[Records from a data source]
[START]
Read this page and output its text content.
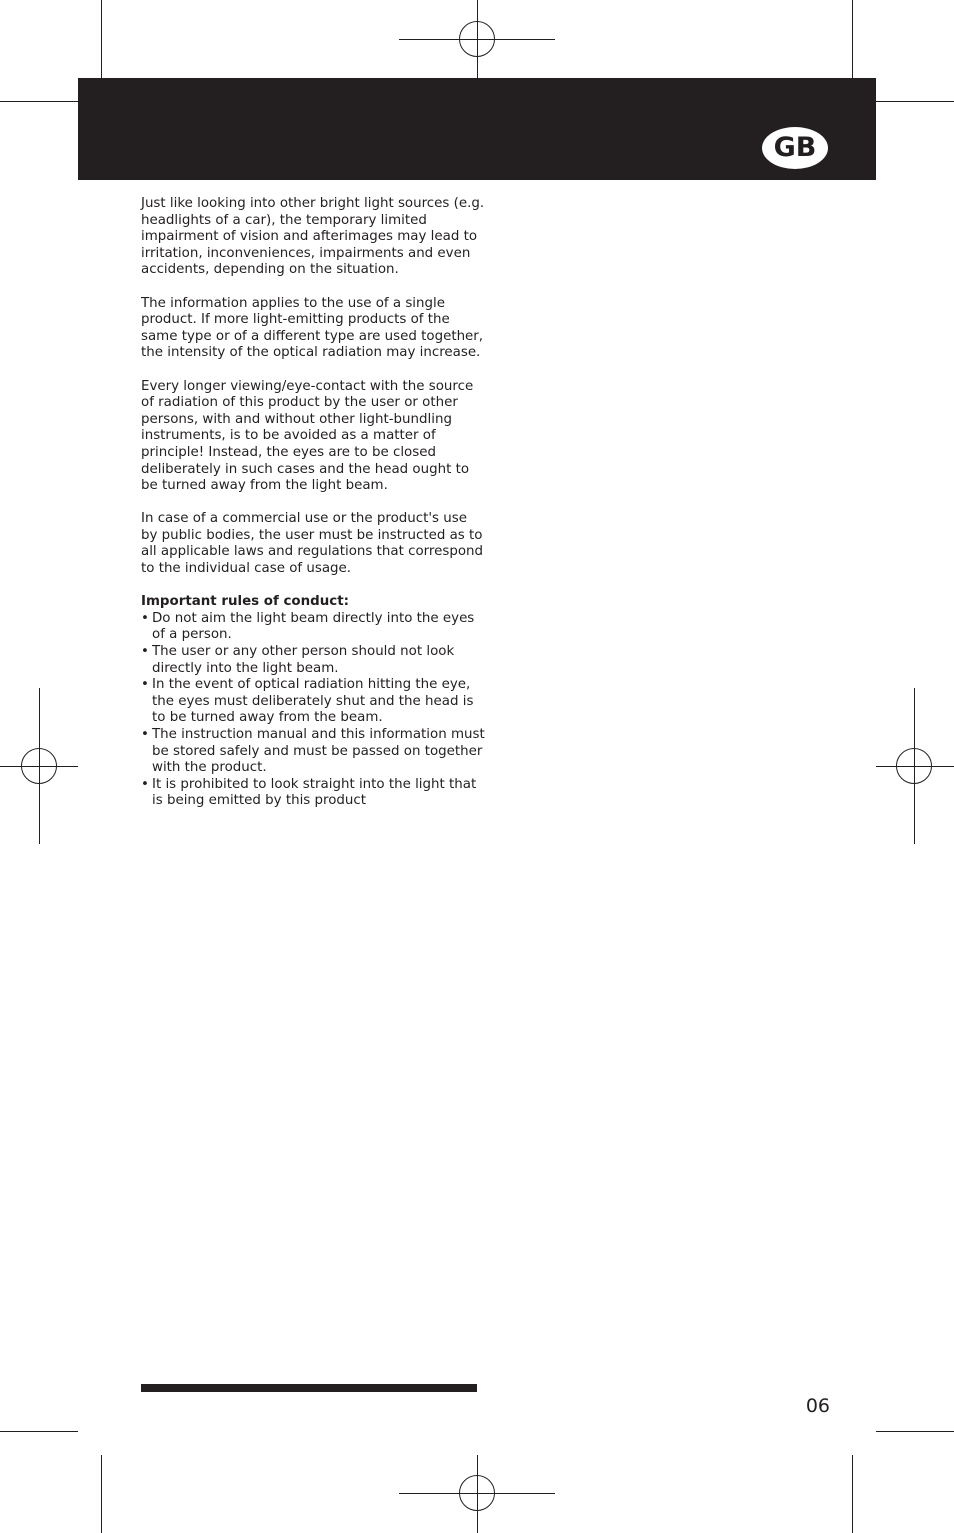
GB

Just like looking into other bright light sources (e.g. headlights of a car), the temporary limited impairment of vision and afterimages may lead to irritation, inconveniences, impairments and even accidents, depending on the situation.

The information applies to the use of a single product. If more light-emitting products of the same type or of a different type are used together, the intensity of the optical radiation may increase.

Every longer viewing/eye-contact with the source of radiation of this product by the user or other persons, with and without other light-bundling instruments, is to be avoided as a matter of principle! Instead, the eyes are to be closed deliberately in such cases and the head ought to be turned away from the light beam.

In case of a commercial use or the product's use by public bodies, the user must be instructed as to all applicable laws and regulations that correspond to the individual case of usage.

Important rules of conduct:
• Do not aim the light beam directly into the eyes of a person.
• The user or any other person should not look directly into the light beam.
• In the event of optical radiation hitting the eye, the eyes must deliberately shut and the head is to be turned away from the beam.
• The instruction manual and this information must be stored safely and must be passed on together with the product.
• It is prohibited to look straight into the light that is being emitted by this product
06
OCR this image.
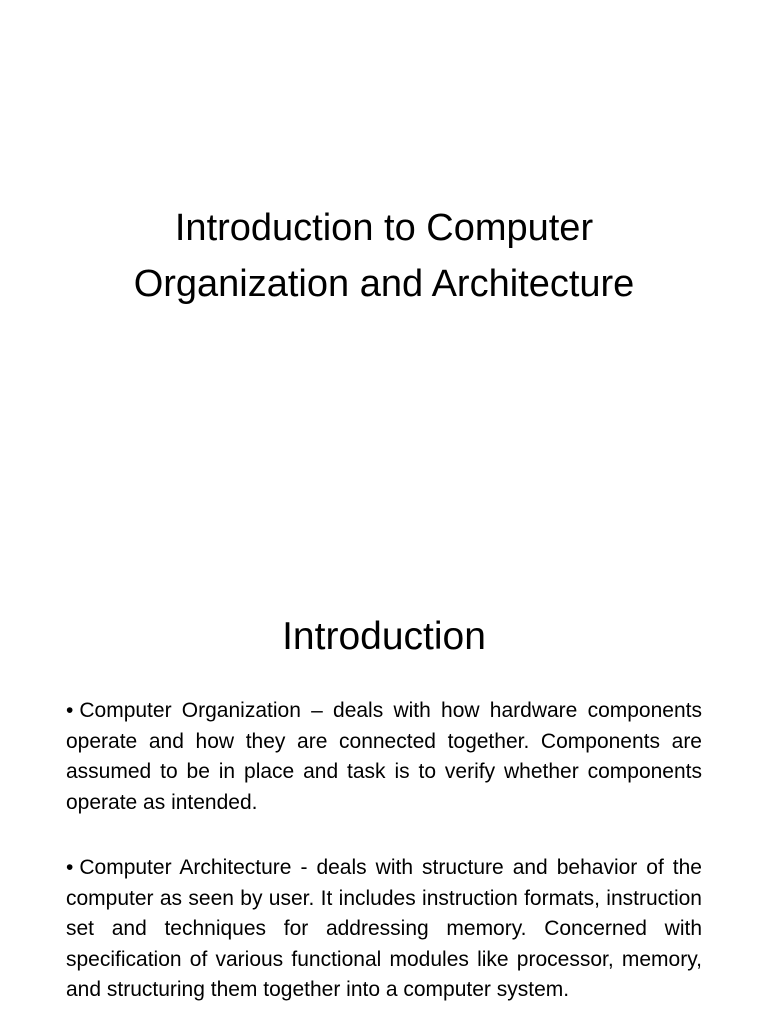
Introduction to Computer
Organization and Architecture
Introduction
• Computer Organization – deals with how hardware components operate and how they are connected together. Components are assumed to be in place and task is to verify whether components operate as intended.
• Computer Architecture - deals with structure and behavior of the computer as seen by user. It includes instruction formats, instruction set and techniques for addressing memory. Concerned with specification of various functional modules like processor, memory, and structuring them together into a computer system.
[END]
• [EXERCISE BRIEF]
Reproduce the records, all of them, word for word; omit the pictures.

• [RESULT OF THE TASK]
Read this page and output its text content.
GB

Just like looking into other bright light sources (e.g. headlights of a car), the temporary limited impairment of vision and afterimages may lead to irritation, inconveniences, impairments and even accidents, depending on the situation.

The information applies to the use of a single product. If more light-emitting products of the same type or of a different type are used together, the intensity of the optical radiation may increase.

Every longer viewing/eye-contact with the source of radiation of this product by the user or other persons, with and without other light-bundling instruments, is to be avoided as a matter of principle! Instead, the eyes are to be closed deliberately in such cases and the head ought to be turned away from the light beam.

In case of a commercial use or the product's use by public bodies, the user must be instructed as to all applicable laws and regulations that correspond to the individual case of usage.

Important rules of conduct:
• Do not aim the light beam directly into the eyes of a person.
• The user or any other person should not look directly into the light beam.
• In the event of optical radiation hitting the eye, the eyes must deliberately shut and the head is to be turned away from the beam.
• The instruction manual and this information must be stored safely and must be passed on together with the product.
• It is prohibited to look straight into the light that is being emitted by this product
06
OCR this image.
Introduction to Computer
Organization and Architecture
Introduction
• Computer Organization – deals with how hardware components operate and how they are connected together. Components are assumed to be in place and task is to verify whether components operate as intended.
• Computer Architecture - deals with structure and behavior of the computer as seen by user. It includes instruction formats, instruction set and techniques for addressing memory. Concerned with specification of various functional modules like processor, memory, and structuring them together into a computer system.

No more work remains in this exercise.